* _PROVIDED ENTRIES_

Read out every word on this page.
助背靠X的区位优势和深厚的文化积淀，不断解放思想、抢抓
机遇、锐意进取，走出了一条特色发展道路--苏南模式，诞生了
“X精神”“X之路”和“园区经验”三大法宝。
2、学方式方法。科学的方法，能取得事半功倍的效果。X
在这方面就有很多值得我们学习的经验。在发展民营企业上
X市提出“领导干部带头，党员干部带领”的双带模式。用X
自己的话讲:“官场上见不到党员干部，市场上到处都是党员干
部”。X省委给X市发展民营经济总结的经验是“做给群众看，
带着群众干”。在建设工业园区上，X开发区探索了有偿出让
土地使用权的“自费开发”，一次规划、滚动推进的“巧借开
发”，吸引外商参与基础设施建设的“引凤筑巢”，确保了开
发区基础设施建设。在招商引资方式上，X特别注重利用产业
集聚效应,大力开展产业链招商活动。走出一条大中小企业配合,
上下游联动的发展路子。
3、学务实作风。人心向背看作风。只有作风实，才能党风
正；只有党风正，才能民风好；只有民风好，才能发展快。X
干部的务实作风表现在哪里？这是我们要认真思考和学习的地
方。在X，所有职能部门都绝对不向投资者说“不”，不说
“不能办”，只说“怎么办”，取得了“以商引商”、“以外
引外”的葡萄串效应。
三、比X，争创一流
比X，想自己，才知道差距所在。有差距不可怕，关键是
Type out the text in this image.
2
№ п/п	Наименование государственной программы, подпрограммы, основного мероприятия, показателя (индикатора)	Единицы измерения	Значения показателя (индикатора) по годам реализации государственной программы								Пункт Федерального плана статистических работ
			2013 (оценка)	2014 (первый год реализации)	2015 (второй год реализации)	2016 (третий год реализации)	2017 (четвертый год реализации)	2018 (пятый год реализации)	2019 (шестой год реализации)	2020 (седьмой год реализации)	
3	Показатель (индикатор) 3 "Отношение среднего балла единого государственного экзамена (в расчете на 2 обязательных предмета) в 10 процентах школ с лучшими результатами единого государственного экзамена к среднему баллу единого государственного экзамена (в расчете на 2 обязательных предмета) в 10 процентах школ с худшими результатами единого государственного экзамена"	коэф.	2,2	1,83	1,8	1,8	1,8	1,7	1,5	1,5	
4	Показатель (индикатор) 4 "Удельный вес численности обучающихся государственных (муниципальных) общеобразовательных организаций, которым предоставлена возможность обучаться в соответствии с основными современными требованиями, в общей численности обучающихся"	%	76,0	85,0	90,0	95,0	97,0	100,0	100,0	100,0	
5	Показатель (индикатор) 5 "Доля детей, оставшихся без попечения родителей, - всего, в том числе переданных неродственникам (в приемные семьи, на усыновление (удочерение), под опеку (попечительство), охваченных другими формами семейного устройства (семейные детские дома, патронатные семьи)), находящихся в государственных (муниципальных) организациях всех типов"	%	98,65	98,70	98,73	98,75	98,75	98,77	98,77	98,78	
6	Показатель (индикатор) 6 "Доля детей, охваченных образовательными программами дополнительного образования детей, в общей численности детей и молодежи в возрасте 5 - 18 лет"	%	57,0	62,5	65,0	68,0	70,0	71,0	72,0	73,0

* _WRITTEN INSTRUCTION_
Write out the whole listing again, exactly as it stands.

* _FULL ANSWER_
Read out every word on this page.
助背靠X的区位优势和深厚的文化积淀，不断解放思想、抢抓
机遇、锐意进取，走出了一条特色发展道路--苏南模式，诞生了
“X精神”“X之路”和“园区经验”三大法宝。
2、学方式方法。科学的方法，能取得事半功倍的效果。X
在这方面就有很多值得我们学习的经验。在发展民营企业上
X市提出“领导干部带头，党员干部带领”的双带模式。用X
自己的话讲:“官场上见不到党员干部，市场上到处都是党员干
部”。X省委给X市发展民营经济总结的经验是“做给群众看，
带着群众干”。在建设工业园区上，X开发区探索了有偿出让
土地使用权的“自费开发”，一次规划、滚动推进的“巧借开
发”，吸引外商参与基础设施建设的“引凤筑巢”，确保了开
发区基础设施建设。在招商引资方式上，X特别注重利用产业
集聚效应,大力开展产业链招商活动。走出一条大中小企业配合,
上下游联动的发展路子。
3、学务实作风。人心向背看作风。只有作风实，才能党风
正；只有党风正，才能民风好；只有民风好，才能发展快。X
干部的务实作风表现在哪里？这是我们要认真思考和学习的地
方。在X，所有职能部门都绝对不向投资者说“不”，不说
“不能办”，只说“怎么办”，取得了“以商引商”、“以外
引外”的葡萄串效应。
三、比X，争创一流
比X，想自己，才知道差距所在。有差距不可怕，关键是
Type out the text in this image.
2
№ п/п	Наименование государственной программы, подпрограммы, основного мероприятия, показателя (индикатора)	Единицы измерения	Значения показателя (индикатора) по годам реализации государственной программы								Пункт Федерального плана статистических работ
			2013 (оценка)	2014 (первый год реализации)	2015 (второй год реализации)	2016 (третий год реализации)	2017 (четвертый год реализации)	2018 (пятый год реализации)	2019 (шестой год реализации)	2020 (седьмой год реализации)	
3	Показатель (индикатор) 3 "Отношение среднего балла единого государственного экзамена (в расчете на 2 обязательных предмета) в 10 процентах школ с лучшими результатами единого государственного экзамена к среднему баллу единого государственного экзамена (в расчете на 2 обязательных предмета) в 10 процентах школ с худшими результатами единого государственного экзамена"	коэф.	2,2	1,83	1,8	1,8	1,8	1,7	1,5	1,5	
4	Показатель (индикатор) 4 "Удельный вес численности обучающихся государственных (муниципальных) общеобразовательных организаций, которым предоставлена возможность обучаться в соответствии с основными современными требованиями, в общей численности обучающихся"	%	76,0	85,0	90,0	95,0	97,0	100,0	100,0	100,0	
5	Показатель (индикатор) 5 "Доля детей, оставшихся без попечения родителей, - всего, в том числе переданных неродственникам (в приемные семьи, на усыновление (удочерение), под опеку (попечительство), охваченных другими формами семейного устройства (семейные детские дома, патронатные семьи)), находящихся в государственных (муниципальных) организациях всех типов"	%	98,65	98,70	98,73	98,75	98,75	98,77	98,77	98,78	
6	Показатель (индикатор) 6 "Доля детей, охваченных образовательными программами дополнительного образования детей, в общей численности детей и молодежи в возрасте 5 - 18 лет"	%	57,0	62,5	65,0	68,0	70,0	71,0	72,0	73,0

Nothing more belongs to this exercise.